= What needs to be done =
Check the listing below line by line and report how many lines hold "title", with no other words.

** start Data records **

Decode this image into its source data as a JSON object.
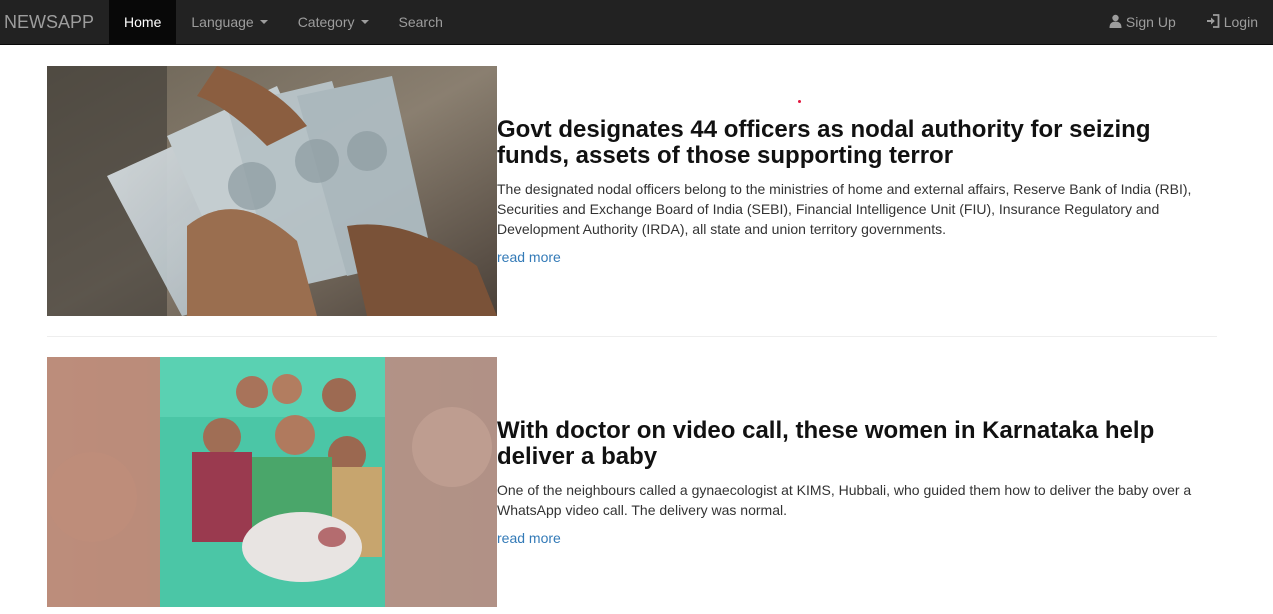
{
  "nav": {
    "brand": "NEWSAPP",
    "items": [
      {
        "label": "Home",
        "active": true
      },
      {
        "label": "Language",
        "dropdown": true
      },
      {
        "label": "Category",
        "dropdown": true
      },
      {
        "label": "Search"
      }
    ],
    "signup_label": "Sign Up",
    "login_label": "Login",
    "signup_icon": "user-icon",
    "login_icon": "login-icon"
  },
  "articles": [
    {
      "title": "Govt designates 44 officers as nodal authority for seizing funds, assets of those supporting terror",
      "description": "The designated nodal officers belong to the ministries of home and external affairs, Reserve Bank of India (RBI), Securities and Exchange Board of India (SEBI), Financial Intelligence Unit (FIU), Insurance Regulatory and Development Authority (IRDA), all state and union territory governments.",
      "read_more": "read more",
      "image": "currency-notes-image"
    },
    {
      "title": "With doctor on video call, these women in Karnataka help deliver a baby",
      "description": "One of the neighbours called a gynaecologist at KIMS, Hubbali, who guided them how to deliver the baby over a WhatsApp video call. The delivery was normal.",
      "read_more": "read more",
      "image": "women-with-newborn-image"
    }
  ],
  "colors": {
    "navbar_bg": "#222222",
    "nav_active_bg": "#080808",
    "nav_text": "#9d9d9d",
    "link": "#337ab7"
  }
}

** end Data records **

= Reply to the exercise =
2